Listed entries:
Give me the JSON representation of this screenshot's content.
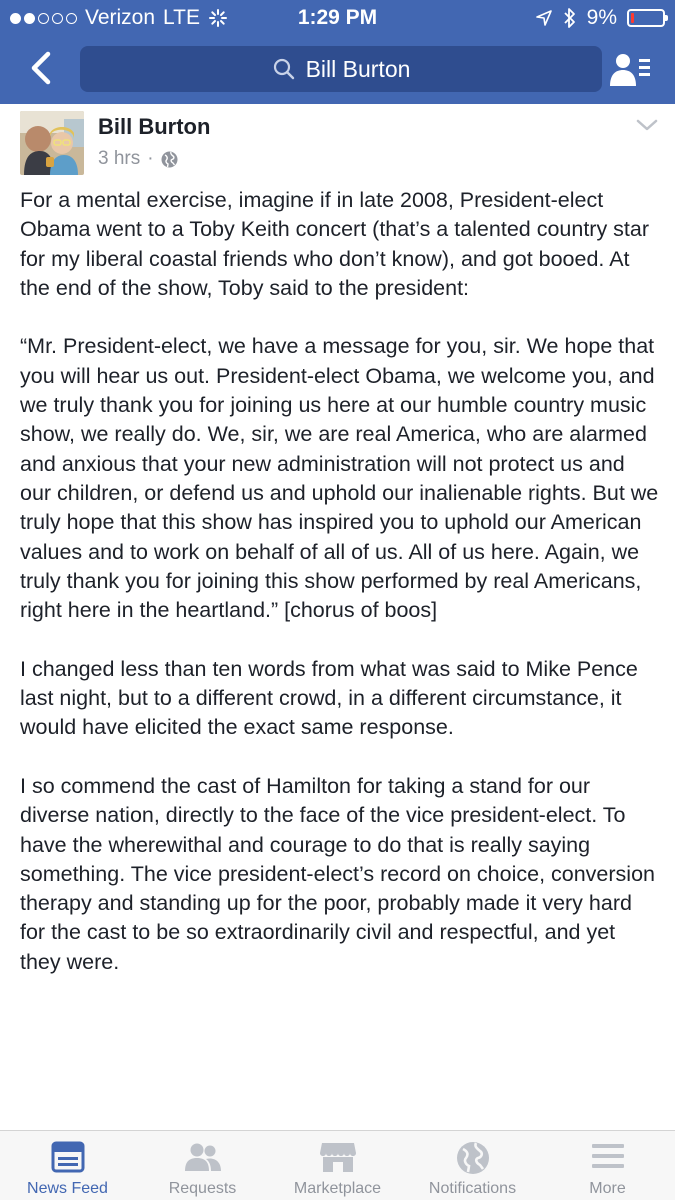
{
  "status_bar": {
    "carrier": "Verizon",
    "network": "LTE",
    "time": "1:29 PM",
    "battery": "9%",
    "battery_level": 0.09
  },
  "nav": {
    "search_value": "Bill Burton"
  },
  "post": {
    "author": "Bill Burton",
    "time": "3 hrs",
    "separator": "·",
    "paragraphs": [
      "For a mental exercise, imagine if in late 2008, President-elect Obama went to a Toby Keith concert (that’s a talented country star for my liberal coastal friends who don’t know), and got booed. At the end of the show, Toby said to the president:",
      "“Mr. President-elect, we have a message for you, sir. We hope that you will hear us out. President-elect Obama, we welcome you, and we truly thank you for joining us here at our humble country music show, we really do. We, sir, we are real America, who are alarmed and anxious that your new administration will not protect us and our children, or defend us and uphold our inalienable rights. But we truly hope that this show has inspired you to uphold our American values and to work on behalf of all of us. All of us here. Again, we truly thank you for joining this show performed by real Americans, right here in the heartland.” [chorus of boos]",
      "I changed less than ten words from what was said to Mike Pence last night, but to a different crowd, in a different circumstance, it would have elicited the exact same response.",
      "I so commend the cast of Hamilton for taking a stand for our diverse nation, directly to the face of the vice president-elect. To have the wherewithal and courage to do that is really saying something. The vice president-elect’s record on choice, conversion therapy and standing up for the poor, probably made it very hard for the cast to be so extraordinarily civil and respectful, and yet they were."
    ]
  },
  "tabs": [
    {
      "label": "News Feed",
      "icon": "news-feed-icon",
      "active": true
    },
    {
      "label": "Requests",
      "icon": "requests-icon",
      "active": false
    },
    {
      "label": "Marketplace",
      "icon": "marketplace-icon",
      "active": false
    },
    {
      "label": "Notifications",
      "icon": "globe-icon",
      "active": false
    },
    {
      "label": "More",
      "icon": "menu-icon",
      "active": false
    }
  ],
  "colors": {
    "brand_blue": "#4267b2",
    "search_bg": "#2f4d8f",
    "text": "#1d2129",
    "muted": "#90949c",
    "battery_low": "#ff3b30"
  }
}
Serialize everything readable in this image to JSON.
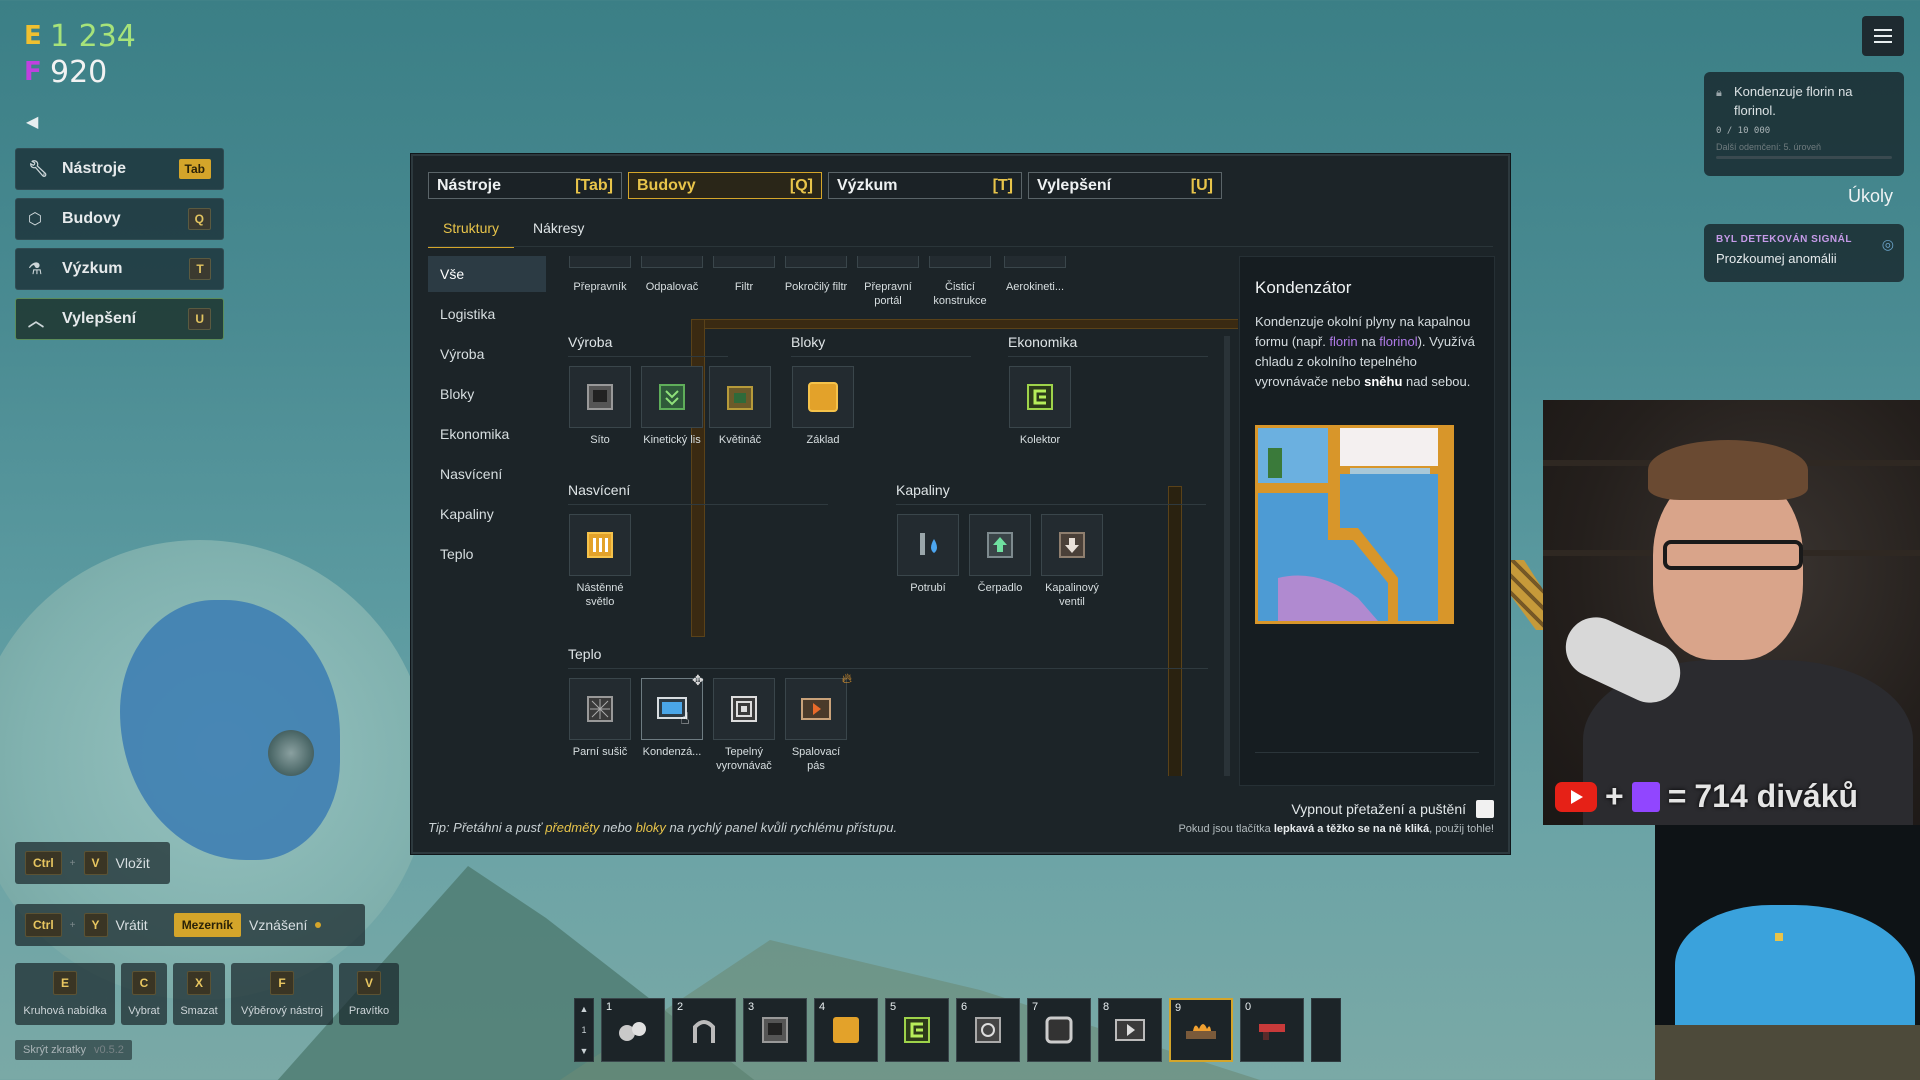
{
  "currency": {
    "e_value": "1 234",
    "f_value": "920",
    "e_icon": "energy-e-icon",
    "f_icon": "florin-f-icon"
  },
  "left_menu": [
    {
      "label": "Nástroje",
      "key": "Tab",
      "icon": "wrench-icon"
    },
    {
      "label": "Budovy",
      "key": "Q",
      "icon": "cube-icon"
    },
    {
      "label": "Výzkum",
      "key": "T",
      "icon": "flask-icon"
    },
    {
      "label": "Vylepšení",
      "key": "U",
      "icon": "chevron-up-icon"
    }
  ],
  "shortcuts": {
    "paste": {
      "k1": "Ctrl",
      "k2": "V",
      "label": "Vložit"
    },
    "undo": {
      "k1": "Ctrl",
      "k2": "Y",
      "label": "Vrátit"
    },
    "hover": {
      "k": "Mezerník",
      "label": "Vznášení"
    },
    "tools": [
      {
        "key": "E",
        "label": "Kruhová nabídka"
      },
      {
        "key": "C",
        "label": "Vybrat"
      },
      {
        "key": "X",
        "label": "Smazat"
      },
      {
        "key": "F",
        "label": "Výběrový nástroj"
      },
      {
        "key": "V",
        "label": "Pravítko"
      }
    ],
    "hide": "Skrýt zkratky",
    "version": "v0.5.2"
  },
  "panel": {
    "tabs": [
      {
        "label": "Nástroje",
        "key": "[Tab]"
      },
      {
        "label": "Budovy",
        "key": "[Q]"
      },
      {
        "label": "Výzkum",
        "key": "[T]"
      },
      {
        "label": "Vylepšení",
        "key": "[U]"
      }
    ],
    "subtabs": [
      "Struktury",
      "Nákresy"
    ],
    "categories": [
      "Vše",
      "Logistika",
      "Výroba",
      "Bloky",
      "Ekonomika",
      "Nasvícení",
      "Kapaliny",
      "Teplo"
    ],
    "top_items": [
      {
        "name": "Přepravník"
      },
      {
        "name": "Odpalovač"
      },
      {
        "name": "Filtr"
      },
      {
        "name": "Pokročilý filtr"
      },
      {
        "name": "Přepravní portál"
      },
      {
        "name": "Čisticí konstrukce"
      },
      {
        "name": "Aerokineti..."
      }
    ],
    "sections": {
      "vyroba": {
        "title": "Výroba",
        "items": [
          "Síto",
          "Kinetický lis",
          "Květináč"
        ]
      },
      "bloky": {
        "title": "Bloky",
        "items": [
          "Základ"
        ]
      },
      "ekonomika": {
        "title": "Ekonomika",
        "items": [
          "Kolektor"
        ]
      },
      "nasviceni": {
        "title": "Nasvícení",
        "items": [
          "Nástěnné světlo"
        ]
      },
      "kapaliny": {
        "title": "Kapaliny",
        "items": [
          "Potrubí",
          "Čerpadlo",
          "Kapalinový ventil"
        ]
      },
      "teplo": {
        "title": "Teplo",
        "items": [
          "Parní sušič",
          "Kondenzá...",
          "Tepelný vyrovnávač",
          "Spalovací pás"
        ]
      }
    },
    "detail": {
      "title": "Kondenzátor",
      "text1": "Kondenzuje okolní plyny na kapalnou formu (např. ",
      "florin": "florin",
      "text2": " na ",
      "florinol": "florinol",
      "text3": "). Využívá chladu z okolního tepelného vyrovnávače nebo ",
      "snow": "sněhu",
      "text4": " nad sebou."
    },
    "toggle_label": "Vypnout přetažení a puštění",
    "tip": {
      "prefix": "Tip: Přetáhni a pusť ",
      "items": "předměty",
      "mid": " nebo ",
      "blocks": "bloky",
      "suffix": " na rychlý panel kvůli rychlému přístupu."
    },
    "hint": {
      "prefix": "Pokud jsou tlačítka ",
      "bold": "lepkavá a těžko se na ně kliká",
      "suffix": ", použij tohle!"
    }
  },
  "right": {
    "quest_text": "Kondenzuje florin na florinol.",
    "quest_progress": "0 / 10 000",
    "quest_next": "Další odemčení: 5. úroveň",
    "tasks_label": "Úkoly",
    "signal_title": "BYL DETEKOVÁN SIGNÁL",
    "signal_text": "Prozkoumej anomálii"
  },
  "stream": {
    "viewers": "714 diváků",
    "plus": "+",
    "equals": "="
  },
  "hotbar": {
    "side": [
      "▲",
      "1",
      "▼"
    ],
    "slots": [
      {
        "n": "1",
        "icon": "rocks-icon"
      },
      {
        "n": "2",
        "icon": "claw-icon"
      },
      {
        "n": "3",
        "icon": "sieve-icon"
      },
      {
        "n": "4",
        "icon": "gold-block-icon"
      },
      {
        "n": "5",
        "icon": "collector-icon"
      },
      {
        "n": "6",
        "icon": "machine-icon"
      },
      {
        "n": "7",
        "icon": "frame-icon"
      },
      {
        "n": "8",
        "icon": "dryer-icon"
      },
      {
        "n": "9",
        "icon": "burner-belt-icon"
      },
      {
        "n": "0",
        "icon": "gun-icon"
      }
    ],
    "active_slot": "9"
  }
}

Your task:
Transcribe all of the material exactly, leaving out whatever pictures it contains.

Exercise response:
Give me the JSON representation of this screenshot's content.
{
  "status_bar": {
    "carrier": "Verizon",
    "network": "LTE",
    "time": "1:29 PM",
    "battery": "9%",
    "battery_level": 0.09
  },
  "nav": {
    "search_value": "Bill Burton"
  },
  "post": {
    "author": "Bill Burton",
    "time": "3 hrs",
    "separator": "·",
    "paragraphs": [
      "For a mental exercise, imagine if in late 2008, President-elect Obama went to a Toby Keith concert (that’s a talented country star for my liberal coastal friends who don’t know), and got booed. At the end of the show, Toby said to the president:",
      "“Mr. President-elect, we have a message for you, sir. We hope that you will hear us out. President-elect Obama, we welcome you, and we truly thank you for joining us here at our humble country music show, we really do. We, sir, we are real America, who are alarmed and anxious that your new administration will not protect us and our children, or defend us and uphold our inalienable rights. But we truly hope that this show has inspired you to uphold our American values and to work on behalf of all of us. All of us here. Again, we truly thank you for joining this show performed by real Americans, right here in the heartland.” [chorus of boos]",
      "I changed less than ten words from what was said to Mike Pence last night, but to a different crowd, in a different circumstance, it would have elicited the exact same response.",
      "I so commend the cast of Hamilton for taking a stand for our diverse nation, directly to the face of the vice president-elect. To have the wherewithal and courage to do that is really saying something. The vice president-elect’s record on choice, conversion therapy and standing up for the poor, probably made it very hard for the cast to be so extraordinarily civil and respectful, and yet they were."
    ]
  },
  "tabs": [
    {
      "label": "News Feed",
      "icon": "news-feed-icon",
      "active": true
    },
    {
      "label": "Requests",
      "icon": "requests-icon",
      "active": false
    },
    {
      "label": "Marketplace",
      "icon": "marketplace-icon",
      "active": false
    },
    {
      "label": "Notifications",
      "icon": "globe-icon",
      "active": false
    },
    {
      "label": "More",
      "icon": "menu-icon",
      "active": false
    }
  ],
  "colors": {
    "brand_blue": "#4267b2",
    "search_bg": "#2f4d8f",
    "text": "#1d2129",
    "muted": "#90949c",
    "battery_low": "#ff3b30"
  }
}
Serialize everything readable in this image to JSON.
{
  "currency": {
    "e_value": "1 234",
    "f_value": "920",
    "e_icon": "energy-e-icon",
    "f_icon": "florin-f-icon"
  },
  "left_menu": [
    {
      "label": "Nástroje",
      "key": "Tab",
      "icon": "wrench-icon"
    },
    {
      "label": "Budovy",
      "key": "Q",
      "icon": "cube-icon"
    },
    {
      "label": "Výzkum",
      "key": "T",
      "icon": "flask-icon"
    },
    {
      "label": "Vylepšení",
      "key": "U",
      "icon": "chevron-up-icon"
    }
  ],
  "shortcuts": {
    "paste": {
      "k1": "Ctrl",
      "k2": "V",
      "label": "Vložit"
    },
    "undo": {
      "k1": "Ctrl",
      "k2": "Y",
      "label": "Vrátit"
    },
    "hover": {
      "k": "Mezerník",
      "label": "Vznášení"
    },
    "tools": [
      {
        "key": "E",
        "label": "Kruhová nabídka"
      },
      {
        "key": "C",
        "label": "Vybrat"
      },
      {
        "key": "X",
        "label": "Smazat"
      },
      {
        "key": "F",
        "label": "Výběrový nástroj"
      },
      {
        "key": "V",
        "label": "Pravítko"
      }
    ],
    "hide": "Skrýt zkratky",
    "version": "v0.5.2"
  },
  "panel": {
    "tabs": [
      {
        "label": "Nástroje",
        "key": "[Tab]"
      },
      {
        "label": "Budovy",
        "key": "[Q]"
      },
      {
        "label": "Výzkum",
        "key": "[T]"
      },
      {
        "label": "Vylepšení",
        "key": "[U]"
      }
    ],
    "subtabs": [
      "Struktury",
      "Nákresy"
    ],
    "categories": [
      "Vše",
      "Logistika",
      "Výroba",
      "Bloky",
      "Ekonomika",
      "Nasvícení",
      "Kapaliny",
      "Teplo"
    ],
    "top_items": [
      {
        "name": "Přepravník"
      },
      {
        "name": "Odpalovač"
      },
      {
        "name": "Filtr"
      },
      {
        "name": "Pokročilý filtr"
      },
      {
        "name": "Přepravní portál"
      },
      {
        "name": "Čisticí konstrukce"
      },
      {
        "name": "Aerokineti..."
      }
    ],
    "sections": {
      "vyroba": {
        "title": "Výroba",
        "items": [
          "Síto",
          "Kinetický lis",
          "Květináč"
        ]
      },
      "bloky": {
        "title": "Bloky",
        "items": [
          "Základ"
        ]
      },
      "ekonomika": {
        "title": "Ekonomika",
        "items": [
          "Kolektor"
        ]
      },
      "nasviceni": {
        "title": "Nasvícení",
        "items": [
          "Nástěnné světlo"
        ]
      },
      "kapaliny": {
        "title": "Kapaliny",
        "items": [
          "Potrubí",
          "Čerpadlo",
          "Kapalinový ventil"
        ]
      },
      "teplo": {
        "title": "Teplo",
        "items": [
          "Parní sušič",
          "Kondenzá...",
          "Tepelný vyrovnávač",
          "Spalovací pás"
        ]
      }
    },
    "detail": {
      "title": "Kondenzátor",
      "text1": "Kondenzuje okolní plyny na kapalnou formu (např. ",
      "florin": "florin",
      "text2": " na ",
      "florinol": "florinol",
      "text3": "). Využívá chladu z okolního tepelného vyrovnávače nebo ",
      "snow": "sněhu",
      "text4": " nad sebou."
    },
    "toggle_label": "Vypnout přetažení a puštění",
    "tip": {
      "prefix": "Tip: Přetáhni a pusť ",
      "items": "předměty",
      "mid": " nebo ",
      "blocks": "bloky",
      "suffix": " na rychlý panel kvůli rychlému přístupu."
    },
    "hint": {
      "prefix": "Pokud jsou tlačítka ",
      "bold": "lepkavá a těžko se na ně kliká",
      "suffix": ", použij tohle!"
    }
  },
  "right": {
    "quest_text": "Kondenzuje florin na florinol.",
    "quest_progress": "0 / 10 000",
    "quest_next": "Další odemčení: 5. úroveň",
    "tasks_label": "Úkoly",
    "signal_title": "BYL DETEKOVÁN SIGNÁL",
    "signal_text": "Prozkoumej anomálii"
  },
  "stream": {
    "viewers": "714 diváků",
    "plus": "+",
    "equals": "="
  },
  "hotbar": {
    "side": [
      "▲",
      "1",
      "▼"
    ],
    "slots": [
      {
        "n": "1",
        "icon": "rocks-icon"
      },
      {
        "n": "2",
        "icon": "claw-icon"
      },
      {
        "n": "3",
        "icon": "sieve-icon"
      },
      {
        "n": "4",
        "icon": "gold-block-icon"
      },
      {
        "n": "5",
        "icon": "collector-icon"
      },
      {
        "n": "6",
        "icon": "machine-icon"
      },
      {
        "n": "7",
        "icon": "frame-icon"
      },
      {
        "n": "8",
        "icon": "dryer-icon"
      },
      {
        "n": "9",
        "icon": "burner-belt-icon"
      },
      {
        "n": "0",
        "icon": "gun-icon"
      }
    ],
    "active_slot": "9"
  }
}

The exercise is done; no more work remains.